Acabo de leer en internet que a la entrada de algunos restaurantes
europeos les decomisan a los clientes sus teléfonos celulares. Según la
nota, se trata de una corriente de personas que busca recobrar el placer
de comer, beber y conversar sin que los ring tones interrumpan, ni los
comensales den vueltas como gatos entre las mesas mientras hablan a
gritos. La noticia me produjo envidia de la buena. Personalmente , ya no
recuerdo lo que es sostener una conversación de corrido, larga y
profunda, bebiendo café o chocolate, sin que mi interlocutor me deje con la
palabra en la boca, porque suena su celular.
En ocasiones es peor. Hace poco estaba en una reunión de trabajo que
simplemente se disolvió porque tres de las cinco personas que estábamos
en la mesa empezaron a atender sus llamadas urgentes por celular. Era un
caos indescriptible de conversaciones al mismo tiempo.
Gracias al celular, la conversación se está convirtiendo en un esbozo
telegráfico que no llega a ningún lado. El teléfono se ha convertido en
un
verdadero intruso. Cada vez es peor. Antes, la gente solía buscar un
rincón para hablar. Ahora se ha perdido el pudor. Todo el mundo grita
por su móvil, desde el lugar mismo en que se encuentra.
No niego las virtudes de la comunicación por celular. La velocidad, el
donde la ubicuidad que produce y por supuesto, la integración que ha
propiciado para muchos sectores antes al margen de la telefonía. Pero me preocupa que mientras más nos comunicamos en la distancia, menos nos hablamos cuando estamos cerca.
Me impresiona la dependencia que tenemos del teléfono. Preferimos perder la cédula profesional que el móvil, pues con frecuencia, la tarjeta sim
funciona más que nuestra propia memoria. El celular más que un
instrumento, parece una extensión del cuerpo, y casi nadie puede
resistir la sensación de abandono y soledad cuando pasan las horas y este no
suena.

- _Consignas del ejercicio_
(1) Según el texto sobre el uso del celular, ¿qué les hacen a los clientes a la entrada de algunos restaurantes europeos?
(2) Presente como lista numerada el tramo de los registros que va desde su inicio hasta la línea que contiene "canvas-menu-edit[interactable]: Edit xyxy=(550,312,576,329)", ambos extremos incluidos y sin las líneas en blanco.

- _Material de trabajo_
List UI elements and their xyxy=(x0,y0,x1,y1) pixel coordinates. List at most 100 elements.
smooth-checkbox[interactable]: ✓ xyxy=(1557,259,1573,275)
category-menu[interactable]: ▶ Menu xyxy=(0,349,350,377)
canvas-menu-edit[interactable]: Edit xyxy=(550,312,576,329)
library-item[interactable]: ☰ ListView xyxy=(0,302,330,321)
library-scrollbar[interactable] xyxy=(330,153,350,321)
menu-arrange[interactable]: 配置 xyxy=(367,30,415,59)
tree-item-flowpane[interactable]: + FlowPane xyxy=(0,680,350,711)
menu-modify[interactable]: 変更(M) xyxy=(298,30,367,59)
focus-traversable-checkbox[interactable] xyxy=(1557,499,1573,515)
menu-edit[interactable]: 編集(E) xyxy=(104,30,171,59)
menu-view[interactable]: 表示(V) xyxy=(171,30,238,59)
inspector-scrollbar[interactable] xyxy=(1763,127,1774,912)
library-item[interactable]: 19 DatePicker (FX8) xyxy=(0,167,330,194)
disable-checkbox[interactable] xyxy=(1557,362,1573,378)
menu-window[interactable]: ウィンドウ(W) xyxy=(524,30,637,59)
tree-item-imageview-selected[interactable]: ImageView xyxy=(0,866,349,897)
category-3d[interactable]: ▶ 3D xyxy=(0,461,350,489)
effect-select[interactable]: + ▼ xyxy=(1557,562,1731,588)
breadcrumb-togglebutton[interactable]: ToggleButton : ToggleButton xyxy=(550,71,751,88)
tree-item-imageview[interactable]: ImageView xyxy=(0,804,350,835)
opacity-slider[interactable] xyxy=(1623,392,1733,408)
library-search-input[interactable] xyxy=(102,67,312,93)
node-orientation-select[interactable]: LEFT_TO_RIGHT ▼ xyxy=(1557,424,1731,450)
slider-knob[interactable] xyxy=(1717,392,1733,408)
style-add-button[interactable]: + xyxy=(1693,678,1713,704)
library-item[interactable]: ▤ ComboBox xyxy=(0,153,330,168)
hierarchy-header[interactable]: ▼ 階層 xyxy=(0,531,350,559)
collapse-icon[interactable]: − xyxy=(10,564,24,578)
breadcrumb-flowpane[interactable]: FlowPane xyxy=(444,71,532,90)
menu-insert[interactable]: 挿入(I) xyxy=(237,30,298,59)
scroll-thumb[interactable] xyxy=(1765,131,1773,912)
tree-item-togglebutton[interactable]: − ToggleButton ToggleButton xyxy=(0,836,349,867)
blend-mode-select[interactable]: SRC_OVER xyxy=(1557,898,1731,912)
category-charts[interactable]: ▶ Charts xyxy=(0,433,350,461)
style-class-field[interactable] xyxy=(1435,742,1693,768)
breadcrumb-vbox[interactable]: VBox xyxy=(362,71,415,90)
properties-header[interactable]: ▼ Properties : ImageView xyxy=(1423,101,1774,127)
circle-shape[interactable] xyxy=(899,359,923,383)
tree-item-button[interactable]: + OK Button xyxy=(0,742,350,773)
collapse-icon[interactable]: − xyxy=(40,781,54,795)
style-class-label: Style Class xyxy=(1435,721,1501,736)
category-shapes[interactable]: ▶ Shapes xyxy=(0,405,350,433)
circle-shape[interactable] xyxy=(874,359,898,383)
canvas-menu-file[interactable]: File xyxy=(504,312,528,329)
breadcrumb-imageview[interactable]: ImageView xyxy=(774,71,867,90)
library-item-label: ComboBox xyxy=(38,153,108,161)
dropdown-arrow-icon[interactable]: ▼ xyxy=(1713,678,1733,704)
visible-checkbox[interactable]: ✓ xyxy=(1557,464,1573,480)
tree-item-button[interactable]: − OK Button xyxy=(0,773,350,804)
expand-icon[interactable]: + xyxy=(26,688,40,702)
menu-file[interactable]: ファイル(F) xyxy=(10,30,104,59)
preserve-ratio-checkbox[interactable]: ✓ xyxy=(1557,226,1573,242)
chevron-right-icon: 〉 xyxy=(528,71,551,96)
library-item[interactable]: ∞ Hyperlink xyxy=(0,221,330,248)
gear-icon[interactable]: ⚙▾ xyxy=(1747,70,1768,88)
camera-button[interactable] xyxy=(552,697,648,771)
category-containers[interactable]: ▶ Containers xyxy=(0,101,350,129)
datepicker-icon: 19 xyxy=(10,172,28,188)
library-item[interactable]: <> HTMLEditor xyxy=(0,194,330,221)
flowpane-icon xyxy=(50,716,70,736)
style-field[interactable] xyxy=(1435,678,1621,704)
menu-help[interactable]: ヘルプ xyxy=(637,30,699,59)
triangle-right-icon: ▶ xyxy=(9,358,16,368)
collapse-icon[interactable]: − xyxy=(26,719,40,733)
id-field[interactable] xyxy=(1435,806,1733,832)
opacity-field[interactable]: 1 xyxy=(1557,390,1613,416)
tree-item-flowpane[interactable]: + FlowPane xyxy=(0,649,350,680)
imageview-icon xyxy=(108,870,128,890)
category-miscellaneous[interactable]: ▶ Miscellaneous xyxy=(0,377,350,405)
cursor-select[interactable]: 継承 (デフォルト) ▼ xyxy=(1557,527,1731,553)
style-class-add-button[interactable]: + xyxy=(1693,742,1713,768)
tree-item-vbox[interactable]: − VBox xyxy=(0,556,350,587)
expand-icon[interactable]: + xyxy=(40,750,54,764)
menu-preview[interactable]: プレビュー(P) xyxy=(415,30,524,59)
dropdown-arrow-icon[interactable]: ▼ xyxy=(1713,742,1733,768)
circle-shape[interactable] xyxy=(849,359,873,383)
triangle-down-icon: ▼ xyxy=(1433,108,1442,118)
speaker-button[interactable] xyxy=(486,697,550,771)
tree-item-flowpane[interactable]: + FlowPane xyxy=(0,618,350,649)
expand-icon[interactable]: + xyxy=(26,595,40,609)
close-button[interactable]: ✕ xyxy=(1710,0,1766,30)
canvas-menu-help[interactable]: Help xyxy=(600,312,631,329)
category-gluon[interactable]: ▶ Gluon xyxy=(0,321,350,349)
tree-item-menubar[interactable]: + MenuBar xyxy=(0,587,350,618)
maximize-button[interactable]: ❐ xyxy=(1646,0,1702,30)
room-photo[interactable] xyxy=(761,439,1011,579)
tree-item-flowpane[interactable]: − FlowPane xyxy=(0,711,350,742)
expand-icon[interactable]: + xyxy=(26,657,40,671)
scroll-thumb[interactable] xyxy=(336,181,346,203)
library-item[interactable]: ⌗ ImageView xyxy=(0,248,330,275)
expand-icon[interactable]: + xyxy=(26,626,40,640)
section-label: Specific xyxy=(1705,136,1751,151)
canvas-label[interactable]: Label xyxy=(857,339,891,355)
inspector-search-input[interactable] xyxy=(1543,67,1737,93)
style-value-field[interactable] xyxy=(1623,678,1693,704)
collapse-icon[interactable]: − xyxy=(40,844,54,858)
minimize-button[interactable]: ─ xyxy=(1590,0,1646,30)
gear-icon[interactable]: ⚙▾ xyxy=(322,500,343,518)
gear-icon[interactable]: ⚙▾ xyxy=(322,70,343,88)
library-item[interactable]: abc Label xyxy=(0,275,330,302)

- _Conjunto de respuestas_
(1) Les decomisan sus teléfonos celulares.

(2)
1. List UI elements and their xyxy=(x0,y0,x1,y1) pixel coordinates. List at most 100 elements.
2. smooth-checkbox[interactable]: ✓ xyxy=(1557,259,1573,275)
3. category-menu[interactable]: ▶ Menu xyxy=(0,349,350,377)
4. canvas-menu-edit[interactable]: Edit xyxy=(550,312,576,329)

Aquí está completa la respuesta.